▶ [Records provided]
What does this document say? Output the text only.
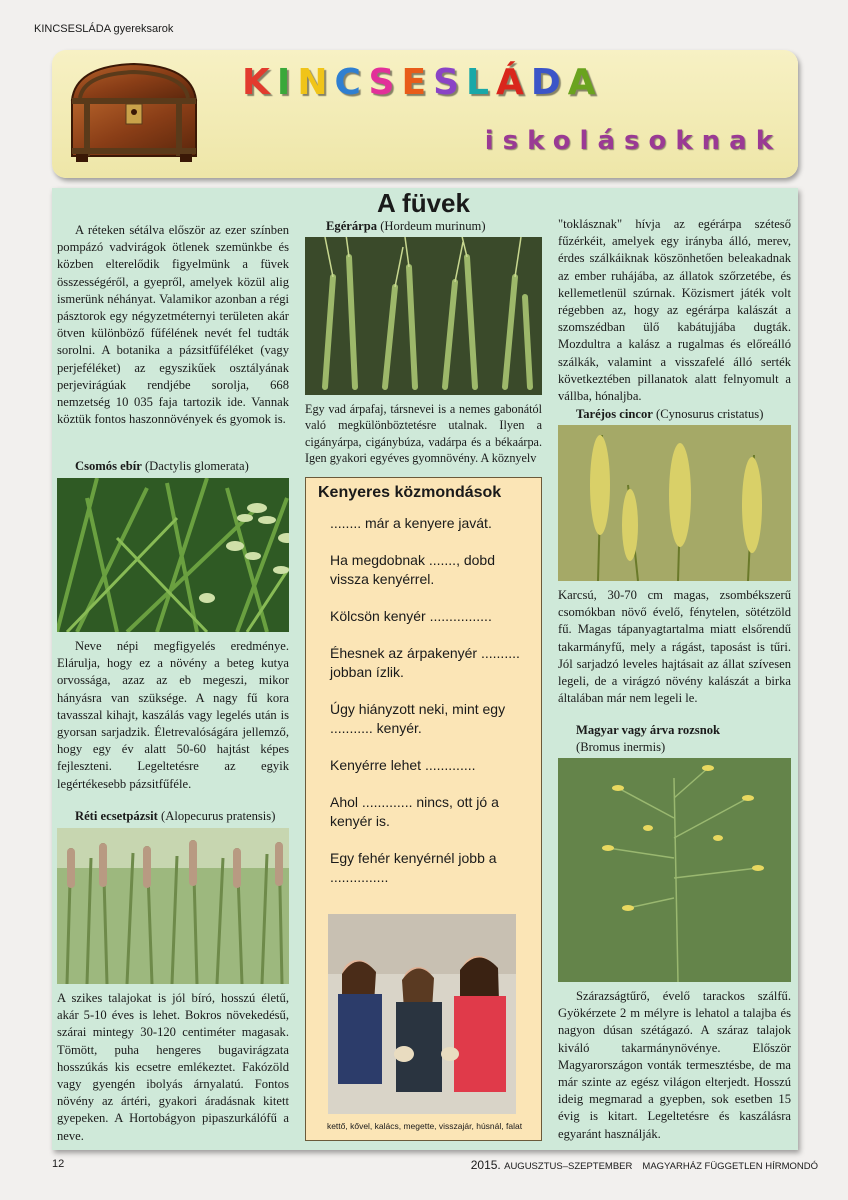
KINCSESLÁDA gyereksarok
KINCSESLÁDA
iskolásoknak
A füvek

A réteken sétálva először az ezer színben pompázó vadvirágok ötlenek szemünkbe és közben elterelődik figyelmünk a füvek összességéről, a gyepről, amelyek közül alig ismerünk néhányat. Valamikor azonban a régi pásztorok egy négyzetméternyi területen akár ötven különböző fűfélének nevét fel tudták sorolni. A botanika a pázsitfűféléket (vagy perjeféléket) az egyszikűek osztályának perjevirágúak rendjébe sorolja, 668 nemzetség 10 035 faja tartozik ide. Vannak köztük fontos haszonnövények és gyomok is.

Csomós ebír (Dactylis glomerata)

Neve népi megfigyelés eredménye. Elárulja, hogy ez a növény a beteg kutya orvossága, azaz az eb megeszi, mikor hányásra van szüksége. A nagy fű kora tavasszal kihajt, kaszálás vagy legelés után is gyorsan sarjadzik. Életrevalóságára jellemző, hogy egy év alatt 50-60 hajtást képes fejleszteni. Legeltetésre az egyik legértékesebb pázsitfűféle.

Réti ecsetpázsit (Alopecurus pratensis)

A szikes talajokat is jól bíró, hosszú életű, akár 5-10 éves is lehet. Bokros növekedésű, szárai mintegy 30-120 centiméter magasak. Tömött, puha hengeres bugavirágzata hosszúkás kis ecsetre emlékeztet. Fakózöld vagy gyengén ibolyás árnyalatú. Fontos növény az ártéri, gyakori áradásnak kitett gyepeken. A Hortobágyon pipaszurkálófű a neve.

Egérárpa (Hordeum murinum)

Egy vad árpafaj, társnevei is a nemes gabonától való megkülönböztetésre utalnak. Ilyen a cigányárpa, cigánybúza, vadárpa és a békaárpa. Igen gyakori egyéves gyomnövény. A köznyelv

Kenyeres közmondások
........ már a kenyere javát.
Ha megdobnak ......., dobd vissza kenyérrel.
Kölcsön kenyér ................
Éhesnek az árpakenyér .......... jobban ízlik.
Úgy hiányzott neki, mint egy ........... kenyér.
Kenyérre lehet .............
Ahol ............. nincs, ott jó a kenyér is.
Egy fehér kenyérnél jobb a ...............
kettő, kővel, kalács, megette, visszajár, húsnál, falat

"toklásznak" hívja az egérárpa széteső fűzérkéit, amelyek egy irányba álló, merev, érdes szálkáiknak köszönhetően beleakadnak az ember ruhájába, az állatok szőrzetébe, és kellemetlenül szúrnak. Közismert játék volt régebben az, hogy az egérárpa kalászát a szomszédban ülő kabátujjába dugták. Mozdultra a kalász a rugalmas és előreálló szálkák, valamint a visszafelé álló serték következtében pillanatok alatt felnyomult a vállba, hónaljba.

Taréjos cincor (Cynosurus cristatus)

Karcsú, 30-70 cm magas, zsombékszerű csomókban növő évelő, fénytelen, sötétzöld fű. Magas tápanyagtartalma miatt elsőrendű takarmányfű, mely a rágást, taposást is tűri. Jól sarjadzó leveles hajtásait az állat szívesen legeli, de a virágzó növény kalászát a birka általában már nem legeli le.

Magyar vagy árva rozsnok
(Bromus inermis)

Szárazságtűrő, évelő tarackos szálfű. Gyökérzete 2 m mélyre is lehatol a talajba és nagyon dúsan szétágazó. A száraz talajok kiváló takarmánynövénye. Először Magyarországon vonták termesztésbe, de ma már szinte az egész világon elterjedt. Hosszú ideig megmarad a gyepben, sok esetben 15 évig is kitart. Legeltetésre és kaszálásra egyaránt használják.

12	2015. AUGUSZTUS–SZEPTEMBER MAGYARHÁZ FÜGGETLEN HÍRMONDÓ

▶ [Stated problem]
Extract all the data above exactly, excluding every picture.

▶ [Reply]
What does this document say? Output the text only.
KINCSESLÁDA gyereksarok
KINCSESLÁDA
iskolásoknak
A füvek

A réteken sétálva először az ezer színben pompázó vadvirágok ötlenek szemünkbe és közben elterelődik figyelmünk a füvek összességéről, a gyepről, amelyek közül alig ismerünk néhányat. Valamikor azonban a régi pásztorok egy négyzetméternyi területen akár ötven különböző fűfélének nevét fel tudták sorolni. A botanika a pázsitfűféléket (vagy perjeféléket) az egyszikűek osztályának perjevirágúak rendjébe sorolja, 668 nemzetség 10 035 faja tartozik ide. Vannak köztük fontos haszonnövények és gyomok is.

Csomós ebír (Dactylis glomerata)

Neve népi megfigyelés eredménye. Elárulja, hogy ez a növény a beteg kutya orvossága, azaz az eb megeszi, mikor hányásra van szüksége. A nagy fű kora tavasszal kihajt, kaszálás vagy legelés után is gyorsan sarjadzik. Életrevalóságára jellemző, hogy egy év alatt 50-60 hajtást képes fejleszteni. Legeltetésre az egyik legértékesebb pázsitfűféle.

Réti ecsetpázsit (Alopecurus pratensis)

A szikes talajokat is jól bíró, hosszú életű, akár 5-10 éves is lehet. Bokros növekedésű, szárai mintegy 30-120 centiméter magasak. Tömött, puha hengeres bugavirágzata hosszúkás kis ecsetre emlékeztet. Fakózöld vagy gyengén ibolyás árnyalatú. Fontos növény az ártéri, gyakori áradásnak kitett gyepeken. A Hortobágyon pipaszurkálófű a neve.

Egérárpa (Hordeum murinum)

Egy vad árpafaj, társnevei is a nemes gabonától való megkülönböztetésre utalnak. Ilyen a cigányárpa, cigánybúza, vadárpa és a békaárpa. Igen gyakori egyéves gyomnövény. A köznyelv

Kenyeres közmondások
........ már a kenyere javát.
Ha megdobnak ......., dobd vissza kenyérrel.
Kölcsön kenyér ................
Éhesnek az árpakenyér .......... jobban ízlik.
Úgy hiányzott neki, mint egy ........... kenyér.
Kenyérre lehet .............
Ahol ............. nincs, ott jó a kenyér is.
Egy fehér kenyérnél jobb a ...............
kettő, kővel, kalács, megette, visszajár, húsnál, falat

"toklásznak" hívja az egérárpa széteső fűzérkéit, amelyek egy irányba álló, merev, érdes szálkáiknak köszönhetően beleakadnak az ember ruhájába, az állatok szőrzetébe, és kellemetlenül szúrnak. Közismert játék volt régebben az, hogy az egérárpa kalászát a szomszédban ülő kabátujjába dugták. Mozdultra a kalász a rugalmas és előreálló szálkák, valamint a visszafelé álló serték következtében pillanatok alatt felnyomult a vállba, hónaljba.

Taréjos cincor (Cynosurus cristatus)

Karcsú, 30-70 cm magas, zsombékszerű csomókban növő évelő, fénytelen, sötétzöld fű. Magas tápanyagtartalma miatt elsőrendű takarmányfű, mely a rágást, taposást is tűri. Jól sarjadzó leveles hajtásait az állat szívesen legeli, de a virágzó növény kalászát a birka általában már nem legeli le.

Magyar vagy árva rozsnok
(Bromus inermis)

Szárazságtűrő, évelő tarackos szálfű. Gyökérzete 2 m mélyre is lehatol a talajba és nagyon dúsan szétágazó. A száraz talajok kiváló takarmánynövénye. Először Magyarországon vonták termesztésbe, de ma már szinte az egész világon elterjedt. Hosszú ideig megmarad a gyepben, sok esetben 15 évig is kitart. Legeltetésre és kaszálásra egyaránt használják.

12	2015. AUGUSZTUS–SZEPTEMBER MAGYARHÁZ FÜGGETLEN HÍRMONDÓ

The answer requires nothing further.